ヤンキース田中将大投手(26)が、タイガース戦で6回1/3を1失点と好投し、完全復活をアピールした。今季初めての中4日で、試合開始時の気温が0・5度と極寒の悪条件だったが、12年の3冠王カブレラら強打者ぞろいのタ軍打線をわずか3安打に抑えた。勝敗は付かず今季3勝目はならなかったが、チームの勝利に貢献。昨季痛めた右肘の問題もないようで、好調時の投球を取り戻した。

 試合前には雪がちらつくほどの寒さの中、田中が回を追うごとに調子を上げていった。「こういう天候ですし、初回の入りは、自分の状態も含めて慎重になった部分はあった。体全体の動き方っていうのは、難しかった」という。先頭にいきなり三塁線を破る二塁打を打たれ、4番V・マルティネスの犠飛で先制点を許した時は、ベンチのジラルディ監督も心配そうな表情を浮かべた。

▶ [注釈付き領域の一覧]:

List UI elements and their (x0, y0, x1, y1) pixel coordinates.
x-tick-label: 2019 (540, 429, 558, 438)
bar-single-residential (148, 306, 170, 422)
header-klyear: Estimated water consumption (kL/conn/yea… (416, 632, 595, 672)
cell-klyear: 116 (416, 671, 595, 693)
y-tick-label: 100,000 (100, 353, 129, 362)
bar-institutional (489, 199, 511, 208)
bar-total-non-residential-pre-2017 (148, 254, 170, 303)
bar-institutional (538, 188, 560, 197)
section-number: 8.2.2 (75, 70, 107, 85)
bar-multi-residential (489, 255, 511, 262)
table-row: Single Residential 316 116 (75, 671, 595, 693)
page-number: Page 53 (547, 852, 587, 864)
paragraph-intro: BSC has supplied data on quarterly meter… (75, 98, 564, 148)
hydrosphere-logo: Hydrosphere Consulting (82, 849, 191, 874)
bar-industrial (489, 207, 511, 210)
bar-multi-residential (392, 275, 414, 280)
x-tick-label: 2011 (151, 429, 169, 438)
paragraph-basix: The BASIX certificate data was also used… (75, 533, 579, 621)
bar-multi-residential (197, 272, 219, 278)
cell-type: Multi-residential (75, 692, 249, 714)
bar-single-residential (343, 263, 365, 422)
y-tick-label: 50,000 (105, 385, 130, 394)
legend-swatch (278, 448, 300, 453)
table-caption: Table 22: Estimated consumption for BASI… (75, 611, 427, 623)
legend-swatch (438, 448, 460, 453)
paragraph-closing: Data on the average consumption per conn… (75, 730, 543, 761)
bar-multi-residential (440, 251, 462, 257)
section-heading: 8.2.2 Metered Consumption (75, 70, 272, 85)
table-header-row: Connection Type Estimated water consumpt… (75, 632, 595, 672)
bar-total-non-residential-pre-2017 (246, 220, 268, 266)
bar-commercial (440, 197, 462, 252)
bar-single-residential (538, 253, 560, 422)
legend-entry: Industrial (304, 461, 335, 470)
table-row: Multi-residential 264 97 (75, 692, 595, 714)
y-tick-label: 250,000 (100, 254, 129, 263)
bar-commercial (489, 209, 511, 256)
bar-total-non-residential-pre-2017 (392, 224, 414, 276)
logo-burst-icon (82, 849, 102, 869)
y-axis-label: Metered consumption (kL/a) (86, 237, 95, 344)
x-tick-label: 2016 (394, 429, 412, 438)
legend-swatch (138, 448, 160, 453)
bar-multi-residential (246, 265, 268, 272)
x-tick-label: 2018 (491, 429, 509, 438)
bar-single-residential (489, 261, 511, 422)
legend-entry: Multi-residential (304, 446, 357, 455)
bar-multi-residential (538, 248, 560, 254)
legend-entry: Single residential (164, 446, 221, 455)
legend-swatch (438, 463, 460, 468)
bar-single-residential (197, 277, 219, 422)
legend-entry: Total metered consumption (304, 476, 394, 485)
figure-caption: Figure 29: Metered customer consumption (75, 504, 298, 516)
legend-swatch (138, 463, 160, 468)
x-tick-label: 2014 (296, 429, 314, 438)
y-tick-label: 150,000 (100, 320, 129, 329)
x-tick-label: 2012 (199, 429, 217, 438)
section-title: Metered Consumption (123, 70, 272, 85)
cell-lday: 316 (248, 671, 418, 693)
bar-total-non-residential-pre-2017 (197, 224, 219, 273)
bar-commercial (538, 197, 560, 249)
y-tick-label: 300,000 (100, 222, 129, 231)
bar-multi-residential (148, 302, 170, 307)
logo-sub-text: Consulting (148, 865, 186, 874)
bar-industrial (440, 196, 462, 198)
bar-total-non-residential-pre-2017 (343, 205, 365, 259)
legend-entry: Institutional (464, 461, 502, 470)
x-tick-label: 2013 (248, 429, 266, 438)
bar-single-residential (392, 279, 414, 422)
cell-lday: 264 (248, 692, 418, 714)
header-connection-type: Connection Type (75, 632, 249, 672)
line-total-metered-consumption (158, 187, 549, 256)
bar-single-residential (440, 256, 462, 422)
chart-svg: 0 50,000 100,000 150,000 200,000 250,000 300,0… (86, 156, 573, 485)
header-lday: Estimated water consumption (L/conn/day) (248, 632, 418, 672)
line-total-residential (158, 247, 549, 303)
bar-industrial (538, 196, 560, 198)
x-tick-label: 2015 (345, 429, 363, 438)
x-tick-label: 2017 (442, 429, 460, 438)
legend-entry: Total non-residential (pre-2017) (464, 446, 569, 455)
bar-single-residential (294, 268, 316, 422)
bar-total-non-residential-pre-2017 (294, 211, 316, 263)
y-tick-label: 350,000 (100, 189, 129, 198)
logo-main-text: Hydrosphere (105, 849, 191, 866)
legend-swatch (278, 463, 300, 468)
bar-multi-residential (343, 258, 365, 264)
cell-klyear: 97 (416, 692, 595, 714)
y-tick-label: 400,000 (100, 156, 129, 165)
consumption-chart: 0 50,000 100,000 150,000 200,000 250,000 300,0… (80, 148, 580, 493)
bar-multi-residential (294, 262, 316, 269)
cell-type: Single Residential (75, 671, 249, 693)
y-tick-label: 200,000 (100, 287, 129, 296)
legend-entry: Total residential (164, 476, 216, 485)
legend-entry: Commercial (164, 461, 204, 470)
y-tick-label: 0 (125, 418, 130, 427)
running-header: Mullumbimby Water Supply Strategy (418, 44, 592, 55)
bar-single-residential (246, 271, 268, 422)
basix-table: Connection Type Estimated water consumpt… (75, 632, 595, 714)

▶ [実施する作業]:
• A. 田中将大投手のタイガース戦での登板を伝える記事を、全文そのまま出力してください。
• B. 記録の先頭行から「bar-multi-residential (489, 255, 511, 262)」を含む行までを、両端の行も含めてそのまま返してください。

▶ [作業別の解答]:
• A.
ヤンキース田中将大投手(26)が、タイガース戦で6回1/3を1失点と好投し、完全復活をアピールした。今季初めての中4日で、試合開始時の気温が0・5度と極寒の悪条件だったが、12年の3冠王カブレラら強打者ぞろいのタ軍打線をわずか3安打に抑えた。勝敗は付かず今季3勝目はならなかったが、チームの勝利に貢献。昨季痛めた右肘の問題もないようで、好調時の投球を取り戻した。

 試合前には雪がちらつくほどの寒さの中、田中が回を追うごとに調子を上げていった。「こういう天候ですし、初回の入りは、自分の状態も含めて慎重になった部分はあった。体全体の動き方っていうのは、難しかった」という。先頭にいきなり三塁線を破る二塁打を打たれ、4番V・マルティネスの犠飛で先制点を許した時は、ベンチのジラルディ監督も心配そうな表情を浮かべた。

• B.
List UI elements and their (x0, y0, x1, y1) pixel coordinates.
x-tick-label: 2019 (540, 429, 558, 438)
bar-single-residential (148, 306, 170, 422)
header-klyear: Estimated water consumption (kL/conn/yea… (416, 632, 595, 672)
cell-klyear: 116 (416, 671, 595, 693)
y-tick-label: 100,000 (100, 353, 129, 362)
bar-institutional (489, 199, 511, 208)
bar-total-non-residential-pre-2017 (148, 254, 170, 303)
bar-institutional (538, 188, 560, 197)
section-number: 8.2.2 (75, 70, 107, 85)
bar-multi-residential (489, 255, 511, 262)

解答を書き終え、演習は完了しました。